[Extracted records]
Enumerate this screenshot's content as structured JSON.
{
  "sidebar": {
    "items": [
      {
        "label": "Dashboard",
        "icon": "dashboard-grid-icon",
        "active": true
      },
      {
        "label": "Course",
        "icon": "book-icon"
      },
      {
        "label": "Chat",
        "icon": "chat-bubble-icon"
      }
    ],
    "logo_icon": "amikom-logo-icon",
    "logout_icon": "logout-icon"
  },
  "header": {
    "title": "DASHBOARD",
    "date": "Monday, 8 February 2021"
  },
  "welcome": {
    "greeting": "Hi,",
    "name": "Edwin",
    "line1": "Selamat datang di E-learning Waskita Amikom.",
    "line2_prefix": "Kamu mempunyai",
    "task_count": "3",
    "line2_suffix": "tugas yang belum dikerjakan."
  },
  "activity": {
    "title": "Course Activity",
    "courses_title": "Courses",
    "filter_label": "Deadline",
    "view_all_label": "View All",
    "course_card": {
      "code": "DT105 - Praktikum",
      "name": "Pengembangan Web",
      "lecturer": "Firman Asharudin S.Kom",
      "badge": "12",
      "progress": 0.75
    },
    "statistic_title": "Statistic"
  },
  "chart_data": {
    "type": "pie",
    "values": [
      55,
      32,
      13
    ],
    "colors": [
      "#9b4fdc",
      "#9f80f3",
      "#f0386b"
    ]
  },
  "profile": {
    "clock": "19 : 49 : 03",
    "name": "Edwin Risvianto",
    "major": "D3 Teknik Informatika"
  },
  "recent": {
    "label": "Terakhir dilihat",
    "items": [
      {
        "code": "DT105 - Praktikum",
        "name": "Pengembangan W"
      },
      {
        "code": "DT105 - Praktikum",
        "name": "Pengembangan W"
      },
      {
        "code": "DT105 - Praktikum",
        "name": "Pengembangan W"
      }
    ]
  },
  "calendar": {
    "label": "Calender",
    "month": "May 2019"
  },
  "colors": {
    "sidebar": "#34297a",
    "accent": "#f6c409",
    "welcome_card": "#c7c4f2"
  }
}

What is needed
Your task is to return the full listing exactly as it was given.

Result of this task
Enumerate this screenshot's content as structured JSON.
{
  "sidebar": {
    "items": [
      {
        "label": "Dashboard",
        "icon": "dashboard-grid-icon",
        "active": true
      },
      {
        "label": "Course",
        "icon": "book-icon"
      },
      {
        "label": "Chat",
        "icon": "chat-bubble-icon"
      }
    ],
    "logo_icon": "amikom-logo-icon",
    "logout_icon": "logout-icon"
  },
  "header": {
    "title": "DASHBOARD",
    "date": "Monday, 8 February 2021"
  },
  "welcome": {
    "greeting": "Hi,",
    "name": "Edwin",
    "line1": "Selamat datang di E-learning Waskita Amikom.",
    "line2_prefix": "Kamu mempunyai",
    "task_count": "3",
    "line2_suffix": "tugas yang belum dikerjakan."
  },
  "activity": {
    "title": "Course Activity",
    "courses_title": "Courses",
    "filter_label": "Deadline",
    "view_all_label": "View All",
    "course_card": {
      "code": "DT105 - Praktikum",
      "name": "Pengembangan Web",
      "lecturer": "Firman Asharudin S.Kom",
      "badge": "12",
      "progress": 0.75
    },
    "statistic_title": "Statistic"
  },
  "chart_data": {
    "type": "pie",
    "values": [
      55,
      32,
      13
    ],
    "colors": [
      "#9b4fdc",
      "#9f80f3",
      "#f0386b"
    ]
  },
  "profile": {
    "clock": "19 : 49 : 03",
    "name": "Edwin Risvianto",
    "major": "D3 Teknik Informatika"
  },
  "recent": {
    "label": "Terakhir dilihat",
    "items": [
      {
        "code": "DT105 - Praktikum",
        "name": "Pengembangan W"
      },
      {
        "code": "DT105 - Praktikum",
        "name": "Pengembangan W"
      },
      {
        "code": "DT105 - Praktikum",
        "name": "Pengembangan W"
      }
    ]
  },
  "calendar": {
    "label": "Calender",
    "month": "May 2019"
  },
  "colors": {
    "sidebar": "#34297a",
    "accent": "#f6c409",
    "welcome_card": "#c7c4f2"
  }
}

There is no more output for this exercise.